WRITTEN EXERCISE
Pull out every line below containing the word "plus".

Extracted data entries
○ ○ ○ ○ ○
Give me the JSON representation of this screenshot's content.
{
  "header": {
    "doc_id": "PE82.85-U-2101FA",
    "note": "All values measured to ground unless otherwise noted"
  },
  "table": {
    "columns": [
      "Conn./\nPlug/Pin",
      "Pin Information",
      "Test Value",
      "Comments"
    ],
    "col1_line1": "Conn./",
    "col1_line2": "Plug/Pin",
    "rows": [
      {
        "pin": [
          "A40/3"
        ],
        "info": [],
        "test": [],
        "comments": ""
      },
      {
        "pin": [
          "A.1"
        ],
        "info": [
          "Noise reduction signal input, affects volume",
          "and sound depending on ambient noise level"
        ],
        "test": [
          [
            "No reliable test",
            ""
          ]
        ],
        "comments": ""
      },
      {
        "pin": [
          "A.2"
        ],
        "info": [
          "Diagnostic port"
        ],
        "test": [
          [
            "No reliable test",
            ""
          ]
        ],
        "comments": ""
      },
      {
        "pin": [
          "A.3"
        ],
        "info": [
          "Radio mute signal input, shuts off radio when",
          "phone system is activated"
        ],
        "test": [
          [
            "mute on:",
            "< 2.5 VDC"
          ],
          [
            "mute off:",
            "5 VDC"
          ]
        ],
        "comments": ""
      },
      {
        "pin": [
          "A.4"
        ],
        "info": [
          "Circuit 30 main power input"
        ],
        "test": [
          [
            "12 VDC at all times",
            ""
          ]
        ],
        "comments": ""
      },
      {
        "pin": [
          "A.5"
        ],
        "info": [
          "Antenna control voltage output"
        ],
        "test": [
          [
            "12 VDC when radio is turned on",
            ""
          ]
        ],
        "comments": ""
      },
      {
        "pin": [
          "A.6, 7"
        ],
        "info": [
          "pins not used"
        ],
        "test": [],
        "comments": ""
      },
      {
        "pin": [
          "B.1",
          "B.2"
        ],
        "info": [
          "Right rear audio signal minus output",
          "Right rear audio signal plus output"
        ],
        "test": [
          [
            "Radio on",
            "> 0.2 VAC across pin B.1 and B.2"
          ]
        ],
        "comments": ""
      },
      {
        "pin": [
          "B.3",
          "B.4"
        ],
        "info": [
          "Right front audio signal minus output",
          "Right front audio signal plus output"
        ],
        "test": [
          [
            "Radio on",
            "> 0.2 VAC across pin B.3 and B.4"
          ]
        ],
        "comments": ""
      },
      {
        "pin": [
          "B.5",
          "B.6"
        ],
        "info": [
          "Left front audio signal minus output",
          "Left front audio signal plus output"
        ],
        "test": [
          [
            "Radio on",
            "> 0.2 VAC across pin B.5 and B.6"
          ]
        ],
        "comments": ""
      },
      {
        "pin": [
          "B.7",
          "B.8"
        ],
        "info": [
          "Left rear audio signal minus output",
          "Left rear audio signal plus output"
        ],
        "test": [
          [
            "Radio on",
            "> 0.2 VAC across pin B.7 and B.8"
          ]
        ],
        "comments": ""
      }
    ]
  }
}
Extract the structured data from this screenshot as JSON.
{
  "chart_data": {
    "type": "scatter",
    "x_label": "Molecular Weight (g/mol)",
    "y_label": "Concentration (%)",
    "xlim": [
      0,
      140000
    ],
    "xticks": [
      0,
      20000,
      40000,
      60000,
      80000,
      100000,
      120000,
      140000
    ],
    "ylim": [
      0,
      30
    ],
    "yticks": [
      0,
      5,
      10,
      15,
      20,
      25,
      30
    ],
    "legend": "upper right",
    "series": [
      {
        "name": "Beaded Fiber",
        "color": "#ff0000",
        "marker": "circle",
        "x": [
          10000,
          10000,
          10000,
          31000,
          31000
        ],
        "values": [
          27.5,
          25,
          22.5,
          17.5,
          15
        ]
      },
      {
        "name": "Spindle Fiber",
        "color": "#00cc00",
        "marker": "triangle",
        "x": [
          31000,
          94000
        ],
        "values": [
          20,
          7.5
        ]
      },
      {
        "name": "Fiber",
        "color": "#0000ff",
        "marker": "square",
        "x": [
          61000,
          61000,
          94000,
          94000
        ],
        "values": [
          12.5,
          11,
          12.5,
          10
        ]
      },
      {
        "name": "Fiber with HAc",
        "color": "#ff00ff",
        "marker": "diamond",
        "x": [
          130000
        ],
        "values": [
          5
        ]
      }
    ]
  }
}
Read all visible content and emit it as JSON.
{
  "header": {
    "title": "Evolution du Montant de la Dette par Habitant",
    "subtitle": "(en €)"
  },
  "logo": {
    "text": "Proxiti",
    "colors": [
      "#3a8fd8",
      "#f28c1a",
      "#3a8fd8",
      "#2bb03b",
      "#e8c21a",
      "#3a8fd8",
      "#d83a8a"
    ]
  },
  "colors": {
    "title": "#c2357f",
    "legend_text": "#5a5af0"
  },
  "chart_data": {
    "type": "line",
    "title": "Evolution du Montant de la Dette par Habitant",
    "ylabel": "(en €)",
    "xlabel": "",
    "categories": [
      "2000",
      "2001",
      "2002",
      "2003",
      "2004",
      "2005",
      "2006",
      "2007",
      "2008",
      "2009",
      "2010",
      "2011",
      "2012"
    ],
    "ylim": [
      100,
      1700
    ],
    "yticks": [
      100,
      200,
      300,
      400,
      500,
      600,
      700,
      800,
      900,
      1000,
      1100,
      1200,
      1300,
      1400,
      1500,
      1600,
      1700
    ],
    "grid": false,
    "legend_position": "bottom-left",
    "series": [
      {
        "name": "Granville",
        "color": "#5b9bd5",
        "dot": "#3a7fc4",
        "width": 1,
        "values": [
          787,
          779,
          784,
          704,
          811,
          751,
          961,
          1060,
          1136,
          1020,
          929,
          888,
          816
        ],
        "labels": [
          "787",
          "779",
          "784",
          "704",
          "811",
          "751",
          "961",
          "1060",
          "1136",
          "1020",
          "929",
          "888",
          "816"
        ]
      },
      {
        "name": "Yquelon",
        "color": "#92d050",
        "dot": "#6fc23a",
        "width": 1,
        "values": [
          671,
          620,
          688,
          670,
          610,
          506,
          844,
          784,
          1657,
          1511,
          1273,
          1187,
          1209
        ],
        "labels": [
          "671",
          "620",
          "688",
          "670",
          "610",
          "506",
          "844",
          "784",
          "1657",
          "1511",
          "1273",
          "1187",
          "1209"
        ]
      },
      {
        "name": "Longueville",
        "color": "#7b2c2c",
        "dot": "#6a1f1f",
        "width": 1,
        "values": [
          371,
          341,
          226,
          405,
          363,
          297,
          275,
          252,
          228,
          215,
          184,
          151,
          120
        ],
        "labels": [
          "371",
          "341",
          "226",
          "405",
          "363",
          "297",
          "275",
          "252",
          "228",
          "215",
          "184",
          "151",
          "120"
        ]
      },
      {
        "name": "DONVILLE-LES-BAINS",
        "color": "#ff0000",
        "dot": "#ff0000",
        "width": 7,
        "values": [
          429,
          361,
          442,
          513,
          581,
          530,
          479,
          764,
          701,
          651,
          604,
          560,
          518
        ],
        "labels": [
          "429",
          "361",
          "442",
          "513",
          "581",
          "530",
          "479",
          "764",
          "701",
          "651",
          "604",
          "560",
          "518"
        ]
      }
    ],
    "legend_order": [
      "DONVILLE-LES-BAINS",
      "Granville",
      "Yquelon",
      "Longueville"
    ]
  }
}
○ ○ ○ ○ ○
ANSWER TO THE PROBLEM
          "Right rear audio signal plus output"
          "Right front audio signal plus output"
          "Left front audio signal plus output"
          "Left rear audio signal plus output"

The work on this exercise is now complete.